What is needed - Would you retype all of these records exactly?

§ §

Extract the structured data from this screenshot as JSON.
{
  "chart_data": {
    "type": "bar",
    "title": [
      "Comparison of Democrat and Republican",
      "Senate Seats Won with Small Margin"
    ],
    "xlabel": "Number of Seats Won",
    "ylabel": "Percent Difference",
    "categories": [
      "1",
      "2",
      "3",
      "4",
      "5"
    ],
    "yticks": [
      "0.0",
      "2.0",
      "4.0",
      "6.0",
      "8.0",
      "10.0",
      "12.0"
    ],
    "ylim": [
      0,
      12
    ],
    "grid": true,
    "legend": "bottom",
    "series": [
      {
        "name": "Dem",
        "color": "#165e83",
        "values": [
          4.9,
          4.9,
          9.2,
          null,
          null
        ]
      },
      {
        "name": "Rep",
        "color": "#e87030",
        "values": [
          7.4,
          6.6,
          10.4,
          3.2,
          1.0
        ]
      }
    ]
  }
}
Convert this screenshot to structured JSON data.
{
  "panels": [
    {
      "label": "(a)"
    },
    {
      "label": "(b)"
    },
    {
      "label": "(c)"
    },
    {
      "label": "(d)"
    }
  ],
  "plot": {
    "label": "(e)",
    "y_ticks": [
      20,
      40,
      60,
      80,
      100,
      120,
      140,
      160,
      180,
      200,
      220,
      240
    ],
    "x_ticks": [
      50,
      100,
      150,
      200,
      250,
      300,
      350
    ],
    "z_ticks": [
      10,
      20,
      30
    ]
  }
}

§ §

Solution -
Extract the structured data from this screenshot as JSON.
{
  "chart_data": {
    "type": "bar",
    "title": [
      "Comparison of Democrat and Republican",
      "Senate Seats Won with Small Margin"
    ],
    "xlabel": "Number of Seats Won",
    "ylabel": "Percent Difference",
    "categories": [
      "1",
      "2",
      "3",
      "4",
      "5"
    ],
    "yticks": [
      "0.0",
      "2.0",
      "4.0",
      "6.0",
      "8.0",
      "10.0",
      "12.0"
    ],
    "ylim": [
      0,
      12
    ],
    "grid": true,
    "legend": "bottom",
    "series": [
      {
        "name": "Dem",
        "color": "#165e83",
        "values": [
          4.9,
          4.9,
          9.2,
          null,
          null
        ]
      },
      {
        "name": "Rep",
        "color": "#e87030",
        "values": [
          7.4,
          6.6,
          10.4,
          3.2,
          1.0
        ]
      }
    ]
  }
}
Convert this screenshot to structured JSON data.
{
  "panels": [
    {
      "label": "(a)"
    },
    {
      "label": "(b)"
    },
    {
      "label": "(c)"
    },
    {
      "label": "(d)"
    }
  ],
  "plot": {
    "label": "(e)",
    "y_ticks": [
      20,
      40,
      60,
      80,
      100,
      120,
      140,
      160,
      180,
      200,
      220,
      240
    ],
    "x_ticks": [
      50,
      100,
      150,
      200,
      250,
      300,
      350
    ],
    "z_ticks": [
      10,
      20,
      30
    ]
  }
}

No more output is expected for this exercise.